- [Given task] Your task is to give the listing below back word for word, pictures excluded.

(Raw records)
........
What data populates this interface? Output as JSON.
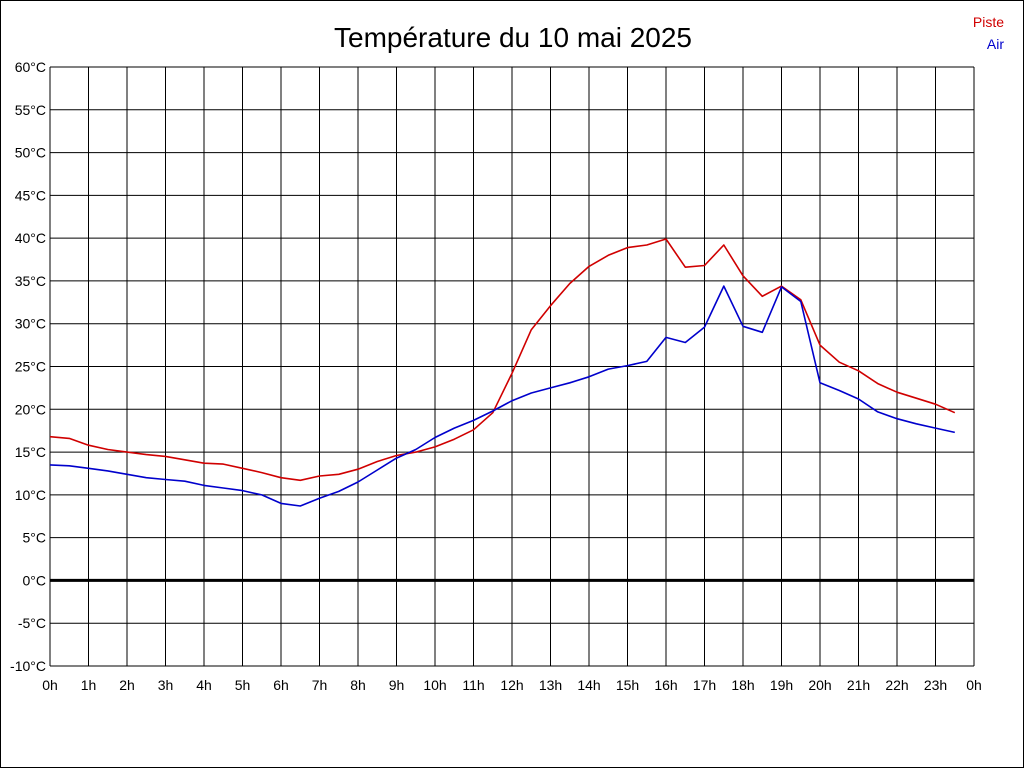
{
  "chart_data": {
    "type": "line",
    "title": "Température du 10 mai 2025",
    "xlabel": "",
    "ylabel": "",
    "x_ticks": [
      "0h",
      "1h",
      "2h",
      "3h",
      "4h",
      "5h",
      "6h",
      "7h",
      "8h",
      "9h",
      "10h",
      "11h",
      "12h",
      "13h",
      "14h",
      "15h",
      "16h",
      "17h",
      "18h",
      "19h",
      "20h",
      "21h",
      "22h",
      "23h",
      "0h"
    ],
    "y_ticks": [
      "60°C",
      "55°C",
      "50°C",
      "45°C",
      "40°C",
      "35°C",
      "30°C",
      "25°C",
      "20°C",
      "15°C",
      "10°C",
      "5°C",
      "0°C",
      "-5°C",
      "-10°C"
    ],
    "xlim": [
      0,
      24
    ],
    "ylim": [
      -10,
      60
    ],
    "grid": true,
    "legend_position": "top-right",
    "series": [
      {
        "name": "Piste",
        "color": "#d00000",
        "x": [
          0,
          0.5,
          1,
          1.5,
          2,
          2.5,
          3,
          3.5,
          4,
          4.5,
          5,
          5.5,
          6,
          6.5,
          7,
          7.5,
          8,
          8.5,
          9,
          9.5,
          10,
          10.5,
          11,
          11.5,
          12,
          12.5,
          13,
          13.5,
          14,
          14.5,
          15,
          15.5,
          16,
          16.5,
          17,
          17.5,
          18,
          18.5,
          19,
          19.5,
          20,
          20.5,
          21,
          21.5,
          22,
          22.5,
          23,
          23.5
        ],
        "values": [
          16.8,
          16.6,
          15.8,
          15.3,
          15.0,
          14.7,
          14.5,
          14.1,
          13.7,
          13.6,
          13.1,
          12.6,
          12.0,
          11.7,
          12.2,
          12.4,
          13.0,
          13.9,
          14.6,
          15.0,
          15.6,
          16.5,
          17.6,
          19.6,
          24.2,
          29.3,
          32.1,
          34.7,
          36.7,
          38.0,
          38.9,
          39.2,
          39.9,
          36.6,
          36.8,
          39.2,
          35.6,
          33.2,
          34.4,
          32.8,
          27.5,
          25.5,
          24.5,
          23.0,
          22.0,
          21.3,
          20.6,
          19.6
        ]
      },
      {
        "name": "Air",
        "color": "#0000cc",
        "x": [
          0,
          0.5,
          1,
          1.5,
          2,
          2.5,
          3,
          3.5,
          4,
          4.5,
          5,
          5.5,
          6,
          6.5,
          7,
          7.5,
          8,
          8.5,
          9,
          9.5,
          10,
          10.5,
          11,
          11.5,
          12,
          12.5,
          13,
          13.5,
          14,
          14.5,
          15,
          15.5,
          16,
          16.5,
          17,
          17.5,
          18,
          18.5,
          19,
          19.5,
          20,
          20.5,
          21,
          21.5,
          22,
          22.5,
          23,
          23.5
        ],
        "values": [
          13.5,
          13.4,
          13.1,
          12.8,
          12.4,
          12.0,
          11.8,
          11.6,
          11.1,
          10.8,
          10.5,
          10.0,
          9.0,
          8.7,
          9.6,
          10.4,
          11.5,
          12.9,
          14.3,
          15.3,
          16.7,
          17.8,
          18.7,
          19.8,
          21.0,
          21.9,
          22.5,
          23.1,
          23.8,
          24.7,
          25.1,
          25.6,
          28.4,
          27.8,
          29.6,
          34.4,
          29.7,
          29.0,
          34.3,
          32.6,
          23.1,
          22.2,
          21.2,
          19.7,
          18.9,
          18.3,
          17.8,
          17.3
        ]
      }
    ]
  }
}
........
- [Full solution]
What data populates this interface? Output as JSON.
{
  "chart_data": {
    "type": "line",
    "title": "Température du 10 mai 2025",
    "xlabel": "",
    "ylabel": "",
    "x_ticks": [
      "0h",
      "1h",
      "2h",
      "3h",
      "4h",
      "5h",
      "6h",
      "7h",
      "8h",
      "9h",
      "10h",
      "11h",
      "12h",
      "13h",
      "14h",
      "15h",
      "16h",
      "17h",
      "18h",
      "19h",
      "20h",
      "21h",
      "22h",
      "23h",
      "0h"
    ],
    "y_ticks": [
      "60°C",
      "55°C",
      "50°C",
      "45°C",
      "40°C",
      "35°C",
      "30°C",
      "25°C",
      "20°C",
      "15°C",
      "10°C",
      "5°C",
      "0°C",
      "-5°C",
      "-10°C"
    ],
    "xlim": [
      0,
      24
    ],
    "ylim": [
      -10,
      60
    ],
    "grid": true,
    "legend_position": "top-right",
    "series": [
      {
        "name": "Piste",
        "color": "#d00000",
        "x": [
          0,
          0.5,
          1,
          1.5,
          2,
          2.5,
          3,
          3.5,
          4,
          4.5,
          5,
          5.5,
          6,
          6.5,
          7,
          7.5,
          8,
          8.5,
          9,
          9.5,
          10,
          10.5,
          11,
          11.5,
          12,
          12.5,
          13,
          13.5,
          14,
          14.5,
          15,
          15.5,
          16,
          16.5,
          17,
          17.5,
          18,
          18.5,
          19,
          19.5,
          20,
          20.5,
          21,
          21.5,
          22,
          22.5,
          23,
          23.5
        ],
        "values": [
          16.8,
          16.6,
          15.8,
          15.3,
          15.0,
          14.7,
          14.5,
          14.1,
          13.7,
          13.6,
          13.1,
          12.6,
          12.0,
          11.7,
          12.2,
          12.4,
          13.0,
          13.9,
          14.6,
          15.0,
          15.6,
          16.5,
          17.6,
          19.6,
          24.2,
          29.3,
          32.1,
          34.7,
          36.7,
          38.0,
          38.9,
          39.2,
          39.9,
          36.6,
          36.8,
          39.2,
          35.6,
          33.2,
          34.4,
          32.8,
          27.5,
          25.5,
          24.5,
          23.0,
          22.0,
          21.3,
          20.6,
          19.6
        ]
      },
      {
        "name": "Air",
        "color": "#0000cc",
        "x": [
          0,
          0.5,
          1,
          1.5,
          2,
          2.5,
          3,
          3.5,
          4,
          4.5,
          5,
          5.5,
          6,
          6.5,
          7,
          7.5,
          8,
          8.5,
          9,
          9.5,
          10,
          10.5,
          11,
          11.5,
          12,
          12.5,
          13,
          13.5,
          14,
          14.5,
          15,
          15.5,
          16,
          16.5,
          17,
          17.5,
          18,
          18.5,
          19,
          19.5,
          20,
          20.5,
          21,
          21.5,
          22,
          22.5,
          23,
          23.5
        ],
        "values": [
          13.5,
          13.4,
          13.1,
          12.8,
          12.4,
          12.0,
          11.8,
          11.6,
          11.1,
          10.8,
          10.5,
          10.0,
          9.0,
          8.7,
          9.6,
          10.4,
          11.5,
          12.9,
          14.3,
          15.3,
          16.7,
          17.8,
          18.7,
          19.8,
          21.0,
          21.9,
          22.5,
          23.1,
          23.8,
          24.7,
          25.1,
          25.6,
          28.4,
          27.8,
          29.6,
          34.4,
          29.7,
          29.0,
          34.3,
          32.6,
          23.1,
          22.2,
          21.2,
          19.7,
          18.9,
          18.3,
          17.8,
          17.3
        ]
      }
    ]
  }
}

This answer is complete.